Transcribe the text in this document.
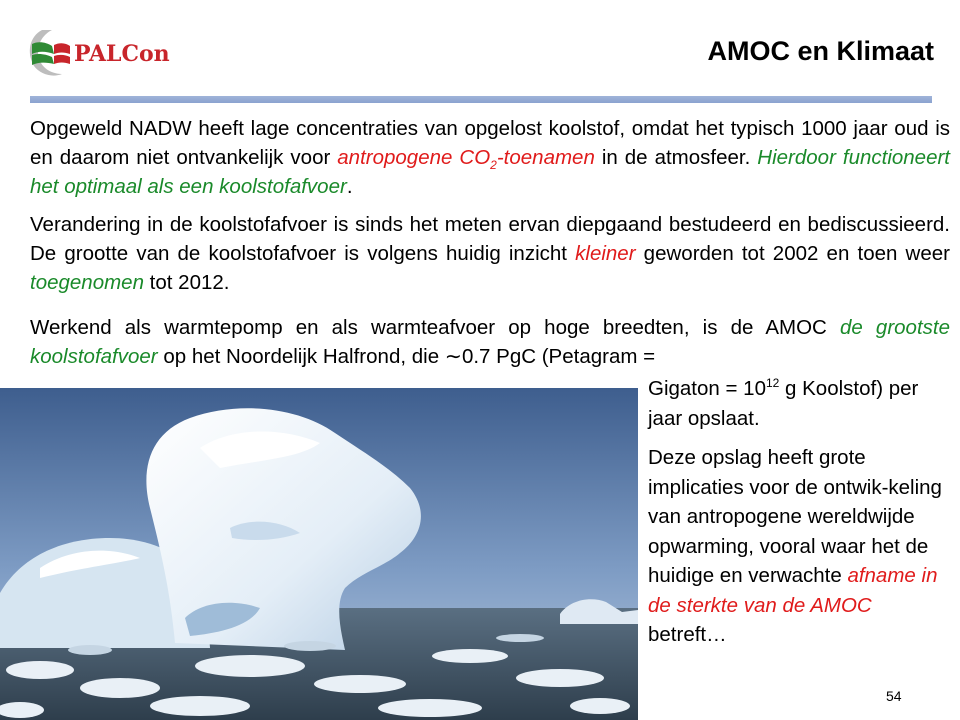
PALCon	AMOC en Klimaat
Opgeweld NADW heeft lage concentraties van opgelost koolstof, omdat het typisch 1000 jaar oud is en daarom niet ontvankelijk voor antropogene $CO_2$-toenamen in de atmosfeer. Hierdoor functioneert het optimaal als een koolstofafvoer.
Verandering in de koolstofafvoer is sinds het meten ervan diepgaand bestudeerd en bediscussieerd. De grootte van de koolstofafvoer is volgens huidig inzicht kleiner geworden tot 2002 en toen weer toegenomen tot 2012.
Werkend als warmtepomp en als warmteafvoer op hoge breedten, is de AMOC de grootste koolstofafvoer op het Noordelijk Halfrond, die ∼0.7 PgC (Petagram =
Gigaton = $10^{12}$ g Koolstof) per jaar opslaat.
Deze opslag heeft grote implicaties voor de ontwik-keling van antropogene wereldwijde opwarming, vooral waar het de huidige en verwachte afname in de sterkte van de AMOC betreft…
54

##############################

## Task description:
Retype the data word for word and keep the pictures out of it.

## Your response:
Transcribe the text in this document.
PALCon	AMOC en Klimaat
Opgeweld NADW heeft lage concentraties van opgelost koolstof, omdat het typisch 1000 jaar oud is en daarom niet ontvankelijk voor antropogene $CO_2$-toenamen in de atmosfeer. Hierdoor functioneert het optimaal als een koolstofafvoer.
Verandering in de koolstofafvoer is sinds het meten ervan diepgaand bestudeerd en bediscussieerd. De grootte van de koolstofafvoer is volgens huidig inzicht kleiner geworden tot 2002 en toen weer toegenomen tot 2012.
Werkend als warmtepomp en als warmteafvoer op hoge breedten, is de AMOC de grootste koolstofafvoer op het Noordelijk Halfrond, die ∼0.7 PgC (Petagram =
Gigaton = $10^{12}$ g Koolstof) per jaar opslaat.
Deze opslag heeft grote implicaties voor de ontwik-keling van antropogene wereldwijde opwarming, vooral waar het de huidige en verwachte afname in de sterkte van de AMOC betreft…
54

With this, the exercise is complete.